**The exercise:** List all lines of the data containing the word "awareness".

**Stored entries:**
[START]

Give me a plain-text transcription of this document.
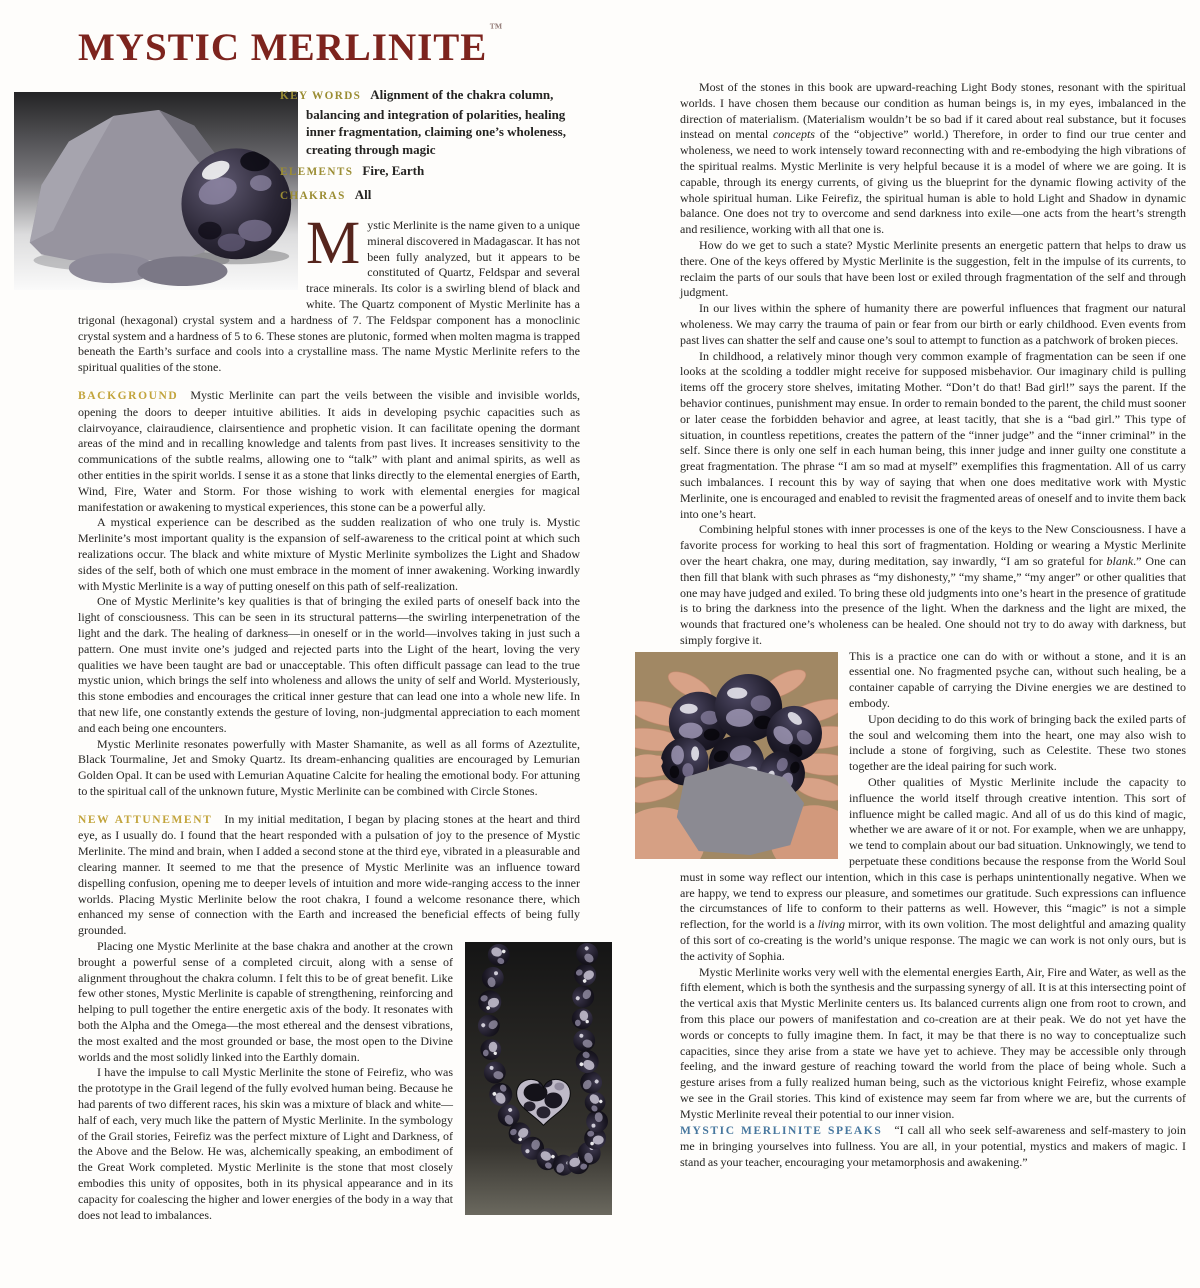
MYSTIC MERLINITE ™

KEY WORDS Alignment of the chakra column, balancing and integration of polarities, healing inner fragmentation, claiming one’s wholeness, creating through magic

ELEMENTS Fire, Earth

CHAKRAS All

Mystic Merlinite is the name given to a unique mineral discovered in Madagascar. It has not been fully analyzed, but it appears to be constituted of Quartz, Feldspar and several trace minerals. Its color is a swirling blend of black and white. The Quartz component of Mystic Merlinite has a trigonal (hexagonal) crystal system and a hardness of 7. The Feldspar component has a monoclinic crystal system and a hardness of 5 to 6. These stones are plutonic, formed when molten magma is trapped beneath the Earth’s surface and cools into a crystalline mass. The name Mystic Merlinite refers to the spiritual qualities of the stone.

BACKGROUND Mystic Merlinite can part the veils between the visible and invisible worlds, opening the doors to deeper intuitive abilities. It aids in developing psychic capacities such as clairvoyance, clairaudience, clairsentience and prophetic vision. It can facilitate opening the dormant areas of the mind and in recalling knowledge and talents from past lives. It increases sensitivity to the communications of the subtle realms, allowing one to “talk” with plant and animal spirits, as well as other entities in the spirit worlds. I sense it as a stone that links directly to the elemental energies of Earth, Wind, Fire, Water and Storm. For those wishing to work with elemental energies for magical manifestation or awakening to mystical experiences, this stone can be a powerful ally.

A mystical experience can be described as the sudden realization of who one truly is. Mystic Merlinite’s most important quality is the expansion of self-awareness to the critical point at which such realizations occur. The black and white mixture of Mystic Merlinite symbolizes the Light and Shadow sides of the self, both of which one must embrace in the moment of inner awakening. Working inwardly with Mystic Merlinite is a way of putting oneself on this path of self-realization.

One of Mystic Merlinite’s key qualities is that of bringing the exiled parts of oneself back into the light of consciousness. This can be seen in its structural patterns—the swirling interpenetration of the light and the dark. The healing of darkness—in oneself or in the world—involves taking in just such a pattern. One must invite one’s judged and rejected parts into the Light of the heart, loving the very qualities we have been taught are bad or unacceptable. This often difficult passage can lead to the true mystic union, which brings the self into wholeness and allows the unity of self and World. Mysteriously, this stone embodies and encourages the critical inner gesture that can lead one into a whole new life. In that new life, one constantly extends the gesture of loving, non-judgmental appreciation to each moment and each being one encounters.

Mystic Merlinite resonates powerfully with Master Shamanite, as well as all forms of Azeztulite, Black Tourmaline, Jet and Smoky Quartz. Its dream-enhancing qualities are encouraged by Lemurian Golden Opal. It can be used with Lemurian Aquatine Calcite for healing the emotional body. For attuning to the spiritual call of the unknown future, Mystic Merlinite can be combined with Circle Stones.

NEW ATTUNEMENT In my initial meditation, I began by placing stones at the heart and third eye, as I usually do. I found that the heart responded with a pulsation of joy to the presence of Mystic Merlinite. The mind and brain, when I added a second stone at the third eye, vibrated in a pleasurable and clearing manner. It seemed to me that the presence of Mystic Merlinite was an influence toward dispelling confusion, opening me to deeper levels of intuition and more wide-ranging access to the inner worlds. Placing Mystic Merlinite below the root chakra, I found a welcome resonance there, which enhanced my sense of connection with the Earth and increased the beneficial effects of being fully grounded.

Placing one Mystic Merlinite at the base chakra and another at the crown brought a powerful sense of a completed circuit, along with a sense of alignment throughout the chakra column. I felt this to be of great benefit. Like few other stones, Mystic Merlinite is capable of strengthening, reinforcing and helping to pull together the entire energetic axis of the body. It resonates with both the Alpha and the Omega—the most ethereal and the densest vibrations, the most exalted and the most grounded or base, the most open to the Divine worlds and the most solidly linked into the Earthly domain.

I have the impulse to call Mystic Merlinite the stone of Feirefiz, who was the prototype in the Grail legend of the fully evolved human being. Because he had parents of two different races, his skin was a mixture of black and white—half of each, very much like the pattern of Mystic Merlinite. In the symbology of the Grail stories, Feirefiz was the perfect mixture of Light and Darkness, of the Above and the Below. He was, alchemically speaking, an embodiment of the Great Work completed. Mystic Merlinite is the stone that most closely embodies this unity of opposites, both in its physical appearance and in its capacity for coalescing the higher and lower energies of the body in a way that does not lead to imbalances.

Most of the stones in this book are upward-reaching Light Body stones, resonant with the spiritual worlds. I have chosen them because our condition as human beings is, in my eyes, imbalanced in the direction of materialism. (Materialism wouldn’t be so bad if it cared about real substance, but it focuses instead on mental concepts of the “objective” world.) Therefore, in order to find our true center and wholeness, we need to work intensely toward reconnecting with and re-embodying the high vibrations of the spiritual realms. Mystic Merlinite is very helpful because it is a model of where we are going. It is capable, through its energy currents, of giving us the blueprint for the dynamic flowing activity of the whole spiritual human. Like Feirefiz, the spiritual human is able to hold Light and Shadow in dynamic balance. One does not try to overcome and send darkness into exile—one acts from the heart’s strength and resilience, working with all that one is.

How do we get to such a state? Mystic Merlinite presents an energetic pattern that helps to draw us there. One of the keys offered by Mystic Merlinite is the suggestion, felt in the impulse of its currents, to reclaim the parts of our souls that have been lost or exiled through fragmentation of the self and through judgment.

In our lives within the sphere of humanity there are powerful influences that fragment our natural wholeness. We may carry the trauma of pain or fear from our birth or early childhood. Even events from past lives can shatter the self and cause one’s soul to attempt to function as a patchwork of broken pieces.

In childhood, a relatively minor though very common example of fragmentation can be seen if one looks at the scolding a toddler might receive for supposed misbehavior. Our imaginary child is pulling items off the grocery store shelves, imitating Mother. “Don’t do that! Bad girl!” says the parent. If the behavior continues, punishment may ensue. In order to remain bonded to the parent, the child must sooner or later cease the forbidden behavior and agree, at least tacitly, that she is a “bad girl.” This type of situation, in countless repetitions, creates the pattern of the “inner judge” and the “inner criminal” in the self. Since there is only one self in each human being, this inner judge and inner guilty one constitute a great fragmentation. The phrase “I am so mad at myself” exemplifies this fragmentation. All of us carry such imbalances. I recount this by way of saying that when one does meditative work with Mystic Merlinite, one is encouraged and enabled to revisit the fragmented areas of oneself and to invite them back into one’s heart.

Combining helpful stones with inner processes is one of the keys to the New Consciousness. I have a favorite process for working to heal this sort of fragmentation. Holding or wearing a Mystic Merlinite over the heart chakra, one may, during meditation, say inwardly, “I am so grateful for blank.” One can then fill that blank with such phrases as “my dishonesty,” “my shame,” “my anger” or other qualities that one may have judged and exiled. To bring these old judgments into one’s heart in the presence of gratitude is to bring the darkness into the presence of the light. When the darkness and the light are mixed, the wounds that fractured one’s wholeness can be healed. One should not try to do away with darkness, but simply forgive it.

This is a practice one can do with or without a stone, and it is an essential one. No fragmented psyche can, without such healing, be a container capable of carrying the Divine energies we are destined to embody.

Upon deciding to do this work of bringing back the exiled parts of the soul and welcoming them into the heart, one may also wish to include a stone of forgiving, such as Celestite. These two stones together are the ideal pairing for such work.

Other qualities of Mystic Merlinite include the capacity to influence the world itself through creative intention. This sort of influence might be called magic. And all of us do this kind of magic, whether we are aware of it or not. For example, when we are unhappy, we tend to complain about our bad situation. Unknowingly, we tend to perpetuate these conditions because the response from the World Soul must in some way reflect our intention, which in this case is perhaps unintentionally negative. When we are happy, we tend to express our pleasure, and sometimes our gratitude. Such expressions can influence the circumstances of life to conform to their patterns as well. However, this “magic” is not a simple reflection, for the world is a living mirror, with its own volition. The most delightful and amazing quality of this sort of co-creating is the world’s unique response. The magic we can work is not only ours, but is the activity of Sophia.

Mystic Merlinite works very well with the elemental energies Earth, Air, Fire and Water, as well as the fifth element, which is both the synthesis and the surpassing synergy of all. It is at this intersecting point of the vertical axis that Mystic Merlinite centers us. Its balanced currents align one from root to crown, and from this place our powers of manifestation and co-creation are at their peak. We do not yet have the words or concepts to fully imagine them. In fact, it may be that there is no way to conceptualize such capacities, since they arise from a state we have yet to achieve. They may be accessible only through feeling, and the inward gesture of reaching toward the world from the place of being whole. Such a gesture arises from a fully realized human being, such as the victorious knight Feirefiz, whose example we see in the Grail stories. This kind of existence may seem far from where we are, but the currents of Mystic Merlinite reveal their potential to our inner vision.

MYSTIC MERLINITE SPEAKS “I call all who seek self-awareness and self-mastery to join me in bringing yourselves into fullness. You are all, in your potential, mystics and makers of magic. I stand as your teacher, encouraging your metamorphosis and awakening.”
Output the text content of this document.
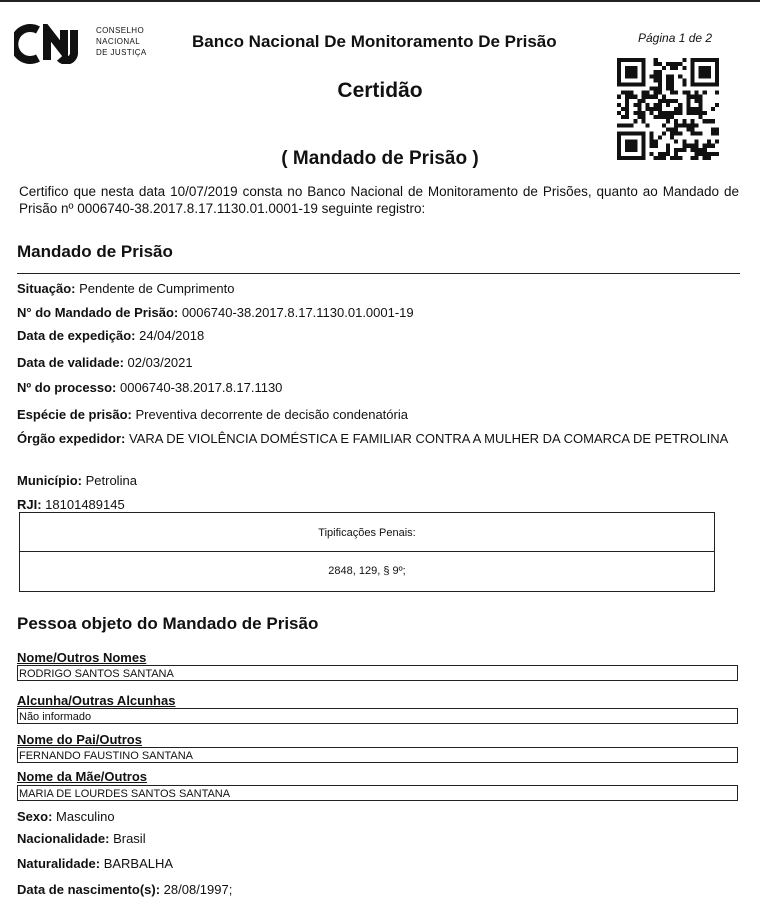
CONSELHO
NACIONAL
DE JUSTIÇA
Banco Nacional De Monitoramento De Prisão	Página 1 de 2
Certidão
( Mandado de Prisão )
Certifico que nesta data 10/07/2019 consta no Banco Nacional de Monitoramento de Prisões, quanto ao Mandado de Prisão nº 0006740-38.2017.8.17.1130.01.0001-19 seguinte registro:
Mandado de Prisão
Situação: Pendente de Cumprimento
N° do Mandado de Prisão: 0006740-38.2017.8.17.1130.01.0001-19
Data de expedição: 24/04/2018
Data de validade: 02/03/2021
Nº do processo: 0006740-38.2017.8.17.1130
Espécie de prisão: Preventiva decorrente de decisão condenatória
Órgão expedidor: VARA DE VIOLÊNCIA DOMÉSTICA E FAMILIAR CONTRA A MULHER DA COMARCA DE PETROLINA
Município: Petrolina
RJI: 18101489145
Tipificações Penais:
2848, 129, § 9º;
Pessoa objeto do Mandado de Prisão
Nome/Outros Nomes
RODRIGO SANTOS SANTANA
Alcunha/Outras Alcunhas
Não informado
Nome do Pai/Outros
FERNANDO FAUSTINO SANTANA
Nome da Mãe/Outros
MARIA DE LOURDES SANTOS SANTANA
Sexo: Masculino
Nacionalidade: Brasil
Naturalidade: BARBALHA
Data de nascimento(s): 28/08/1997;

[END]

**Reply:**
A mystical experience can be described as the sudden realization of who one truly is. Mystic Merlinite’s most important quality is the expansion of self-awareness to the critical point at which such realizations occur. The black and white mixture of Mystic Merlinite symbolizes the Light and Shadow sides of the self, both of which one must embrace in the moment of inner awakening. Working inwardly with Mystic Merlinite is a way of putting oneself on this path of self-realization.
MYSTIC MERLINITE SPEAKS “I call all who seek self-awareness and self-mastery to join me in bringing yourselves into fullness. You are all, in your potential, mystics and makers of magic. I stand as your teacher, encouraging your metamorphosis and awakening.”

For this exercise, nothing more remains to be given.